## Direction
Out of the lines in this data, how many include "السعودية"? Give the number and nothing else.

(Dataset items)
··········
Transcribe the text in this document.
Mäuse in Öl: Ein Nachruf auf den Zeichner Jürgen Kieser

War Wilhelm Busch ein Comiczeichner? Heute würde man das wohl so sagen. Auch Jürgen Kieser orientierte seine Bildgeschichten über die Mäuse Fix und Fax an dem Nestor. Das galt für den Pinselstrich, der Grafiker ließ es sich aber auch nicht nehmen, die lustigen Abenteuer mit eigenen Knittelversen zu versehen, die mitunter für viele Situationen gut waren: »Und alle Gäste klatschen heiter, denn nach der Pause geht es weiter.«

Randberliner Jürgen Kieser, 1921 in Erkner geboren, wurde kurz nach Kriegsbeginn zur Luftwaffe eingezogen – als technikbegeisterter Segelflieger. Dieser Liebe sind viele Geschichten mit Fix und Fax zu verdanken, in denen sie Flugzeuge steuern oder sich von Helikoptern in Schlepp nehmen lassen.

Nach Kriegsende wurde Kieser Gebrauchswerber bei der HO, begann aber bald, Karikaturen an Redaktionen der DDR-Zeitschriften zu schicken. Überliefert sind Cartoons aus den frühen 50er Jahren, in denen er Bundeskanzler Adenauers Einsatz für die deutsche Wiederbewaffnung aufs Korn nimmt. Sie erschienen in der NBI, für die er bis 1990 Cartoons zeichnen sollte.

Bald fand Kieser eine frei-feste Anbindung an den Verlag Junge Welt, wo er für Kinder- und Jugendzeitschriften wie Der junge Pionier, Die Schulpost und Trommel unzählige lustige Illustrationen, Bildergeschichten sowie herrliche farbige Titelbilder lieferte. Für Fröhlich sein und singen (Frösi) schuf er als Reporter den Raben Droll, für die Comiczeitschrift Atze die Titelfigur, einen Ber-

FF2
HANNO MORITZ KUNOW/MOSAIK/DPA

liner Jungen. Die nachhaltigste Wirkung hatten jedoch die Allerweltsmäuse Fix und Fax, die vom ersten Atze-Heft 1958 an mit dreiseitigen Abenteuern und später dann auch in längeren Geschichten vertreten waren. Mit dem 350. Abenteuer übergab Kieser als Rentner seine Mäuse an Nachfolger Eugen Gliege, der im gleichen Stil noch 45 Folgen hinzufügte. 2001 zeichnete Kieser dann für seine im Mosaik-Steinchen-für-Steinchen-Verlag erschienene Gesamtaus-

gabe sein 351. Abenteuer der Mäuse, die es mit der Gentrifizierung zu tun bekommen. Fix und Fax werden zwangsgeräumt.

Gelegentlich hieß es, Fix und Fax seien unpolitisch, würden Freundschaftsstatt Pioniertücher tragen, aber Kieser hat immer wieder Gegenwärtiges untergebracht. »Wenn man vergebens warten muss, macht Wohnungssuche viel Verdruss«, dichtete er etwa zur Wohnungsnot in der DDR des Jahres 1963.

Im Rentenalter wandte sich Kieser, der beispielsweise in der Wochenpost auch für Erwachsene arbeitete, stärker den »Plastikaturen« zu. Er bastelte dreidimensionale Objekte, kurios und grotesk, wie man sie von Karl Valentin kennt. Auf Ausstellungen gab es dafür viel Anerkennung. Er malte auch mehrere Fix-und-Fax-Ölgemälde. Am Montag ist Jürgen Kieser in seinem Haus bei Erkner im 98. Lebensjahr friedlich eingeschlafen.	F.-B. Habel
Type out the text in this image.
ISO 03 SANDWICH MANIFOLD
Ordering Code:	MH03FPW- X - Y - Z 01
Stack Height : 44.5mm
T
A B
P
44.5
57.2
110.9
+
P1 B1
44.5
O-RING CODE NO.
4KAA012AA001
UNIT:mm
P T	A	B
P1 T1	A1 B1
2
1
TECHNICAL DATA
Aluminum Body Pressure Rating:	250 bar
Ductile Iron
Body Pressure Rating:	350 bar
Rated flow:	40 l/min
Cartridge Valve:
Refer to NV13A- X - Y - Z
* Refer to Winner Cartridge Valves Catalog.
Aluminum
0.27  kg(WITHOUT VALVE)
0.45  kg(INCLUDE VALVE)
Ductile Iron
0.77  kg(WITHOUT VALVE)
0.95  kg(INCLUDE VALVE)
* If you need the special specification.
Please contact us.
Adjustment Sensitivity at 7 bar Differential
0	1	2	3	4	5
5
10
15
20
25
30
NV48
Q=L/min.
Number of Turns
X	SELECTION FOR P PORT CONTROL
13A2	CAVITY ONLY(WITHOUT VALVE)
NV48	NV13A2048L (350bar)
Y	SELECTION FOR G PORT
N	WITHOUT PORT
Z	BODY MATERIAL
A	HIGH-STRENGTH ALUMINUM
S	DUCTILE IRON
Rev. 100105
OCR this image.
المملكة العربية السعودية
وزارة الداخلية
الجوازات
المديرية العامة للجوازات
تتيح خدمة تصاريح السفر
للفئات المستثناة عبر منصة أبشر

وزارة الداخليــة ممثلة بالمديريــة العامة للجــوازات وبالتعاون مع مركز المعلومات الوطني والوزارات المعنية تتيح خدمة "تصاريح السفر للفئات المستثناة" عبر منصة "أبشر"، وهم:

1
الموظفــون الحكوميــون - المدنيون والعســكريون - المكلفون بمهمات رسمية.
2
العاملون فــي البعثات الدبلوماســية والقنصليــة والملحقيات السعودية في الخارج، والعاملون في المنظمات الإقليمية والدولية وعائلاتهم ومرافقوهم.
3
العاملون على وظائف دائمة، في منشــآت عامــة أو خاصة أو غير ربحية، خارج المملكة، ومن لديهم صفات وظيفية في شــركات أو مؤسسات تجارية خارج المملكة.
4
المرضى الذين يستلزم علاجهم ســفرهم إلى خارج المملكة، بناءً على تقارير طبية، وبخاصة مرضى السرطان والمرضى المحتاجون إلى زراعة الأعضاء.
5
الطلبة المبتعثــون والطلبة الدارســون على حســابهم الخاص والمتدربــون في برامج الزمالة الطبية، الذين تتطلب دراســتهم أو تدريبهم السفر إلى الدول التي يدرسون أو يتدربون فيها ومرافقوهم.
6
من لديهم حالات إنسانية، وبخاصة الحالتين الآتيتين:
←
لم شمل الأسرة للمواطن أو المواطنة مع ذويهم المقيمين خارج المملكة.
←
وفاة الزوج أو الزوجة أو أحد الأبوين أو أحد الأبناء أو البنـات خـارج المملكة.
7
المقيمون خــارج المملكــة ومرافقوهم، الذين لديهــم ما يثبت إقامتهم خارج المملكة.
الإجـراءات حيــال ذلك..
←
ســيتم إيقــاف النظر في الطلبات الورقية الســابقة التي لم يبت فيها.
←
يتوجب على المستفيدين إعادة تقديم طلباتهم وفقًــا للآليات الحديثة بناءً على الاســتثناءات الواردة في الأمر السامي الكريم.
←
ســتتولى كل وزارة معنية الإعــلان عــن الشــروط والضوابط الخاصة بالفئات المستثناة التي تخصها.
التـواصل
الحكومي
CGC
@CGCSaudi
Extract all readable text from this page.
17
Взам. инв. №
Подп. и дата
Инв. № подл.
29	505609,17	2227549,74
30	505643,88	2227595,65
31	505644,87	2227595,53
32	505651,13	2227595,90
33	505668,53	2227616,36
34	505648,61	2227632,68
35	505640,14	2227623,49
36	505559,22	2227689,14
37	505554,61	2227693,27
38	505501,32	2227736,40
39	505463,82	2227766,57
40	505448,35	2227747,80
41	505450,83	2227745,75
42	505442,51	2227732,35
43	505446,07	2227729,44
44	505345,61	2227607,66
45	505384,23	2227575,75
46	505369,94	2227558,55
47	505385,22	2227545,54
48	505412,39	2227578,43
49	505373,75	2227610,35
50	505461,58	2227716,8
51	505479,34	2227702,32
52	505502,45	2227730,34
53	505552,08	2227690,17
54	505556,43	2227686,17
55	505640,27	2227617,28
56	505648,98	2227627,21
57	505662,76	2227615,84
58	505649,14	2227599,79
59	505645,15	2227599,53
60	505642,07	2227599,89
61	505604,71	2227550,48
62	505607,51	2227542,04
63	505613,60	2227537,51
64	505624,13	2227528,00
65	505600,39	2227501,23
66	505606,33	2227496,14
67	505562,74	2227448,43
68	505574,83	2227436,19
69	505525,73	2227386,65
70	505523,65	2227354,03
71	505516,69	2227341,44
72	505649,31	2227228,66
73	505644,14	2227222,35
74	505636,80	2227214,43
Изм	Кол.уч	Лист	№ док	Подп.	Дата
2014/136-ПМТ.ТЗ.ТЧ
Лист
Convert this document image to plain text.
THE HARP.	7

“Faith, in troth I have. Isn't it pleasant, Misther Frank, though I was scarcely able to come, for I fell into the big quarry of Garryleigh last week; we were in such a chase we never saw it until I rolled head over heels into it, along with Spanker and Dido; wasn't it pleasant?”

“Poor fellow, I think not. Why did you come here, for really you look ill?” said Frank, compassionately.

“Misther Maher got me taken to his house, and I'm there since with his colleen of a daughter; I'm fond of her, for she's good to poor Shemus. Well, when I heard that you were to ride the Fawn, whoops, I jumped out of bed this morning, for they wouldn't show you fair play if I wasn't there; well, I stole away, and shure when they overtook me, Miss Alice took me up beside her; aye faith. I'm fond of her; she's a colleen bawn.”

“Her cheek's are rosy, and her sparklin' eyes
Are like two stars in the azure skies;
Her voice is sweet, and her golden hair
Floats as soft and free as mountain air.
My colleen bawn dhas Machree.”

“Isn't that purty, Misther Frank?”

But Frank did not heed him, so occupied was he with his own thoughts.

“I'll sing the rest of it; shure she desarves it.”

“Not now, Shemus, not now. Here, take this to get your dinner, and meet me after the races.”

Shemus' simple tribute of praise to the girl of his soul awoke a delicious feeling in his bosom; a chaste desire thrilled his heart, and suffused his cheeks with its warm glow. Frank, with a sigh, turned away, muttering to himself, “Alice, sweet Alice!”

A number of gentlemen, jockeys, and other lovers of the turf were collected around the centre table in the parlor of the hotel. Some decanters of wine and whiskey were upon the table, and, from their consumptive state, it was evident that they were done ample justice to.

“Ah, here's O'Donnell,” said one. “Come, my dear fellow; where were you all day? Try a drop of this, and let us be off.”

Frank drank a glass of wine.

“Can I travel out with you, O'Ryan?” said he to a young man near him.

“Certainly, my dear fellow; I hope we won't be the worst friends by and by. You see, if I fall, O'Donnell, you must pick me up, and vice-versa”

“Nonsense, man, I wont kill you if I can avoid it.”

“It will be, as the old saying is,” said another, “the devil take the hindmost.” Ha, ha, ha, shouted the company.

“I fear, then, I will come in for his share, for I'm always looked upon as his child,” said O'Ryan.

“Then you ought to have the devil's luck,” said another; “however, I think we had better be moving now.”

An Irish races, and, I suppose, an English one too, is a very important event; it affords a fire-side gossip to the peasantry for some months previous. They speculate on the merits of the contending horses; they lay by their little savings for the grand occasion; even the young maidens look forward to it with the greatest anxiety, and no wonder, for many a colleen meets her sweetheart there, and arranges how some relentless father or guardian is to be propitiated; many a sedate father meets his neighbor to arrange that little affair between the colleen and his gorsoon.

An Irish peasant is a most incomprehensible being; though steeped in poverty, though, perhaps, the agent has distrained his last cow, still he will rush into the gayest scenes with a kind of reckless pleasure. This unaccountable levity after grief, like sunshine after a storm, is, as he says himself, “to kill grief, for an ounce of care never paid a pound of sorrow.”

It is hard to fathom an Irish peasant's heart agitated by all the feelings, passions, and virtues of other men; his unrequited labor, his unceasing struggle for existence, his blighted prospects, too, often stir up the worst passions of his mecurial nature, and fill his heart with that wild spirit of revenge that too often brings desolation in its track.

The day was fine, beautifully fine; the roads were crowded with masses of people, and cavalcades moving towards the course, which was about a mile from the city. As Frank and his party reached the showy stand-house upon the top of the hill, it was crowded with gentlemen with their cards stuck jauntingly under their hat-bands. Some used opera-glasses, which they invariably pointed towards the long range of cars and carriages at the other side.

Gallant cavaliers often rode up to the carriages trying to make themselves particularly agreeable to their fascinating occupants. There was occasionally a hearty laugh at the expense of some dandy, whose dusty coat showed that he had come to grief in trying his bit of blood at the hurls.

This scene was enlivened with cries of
··········
## Answer to this problem
2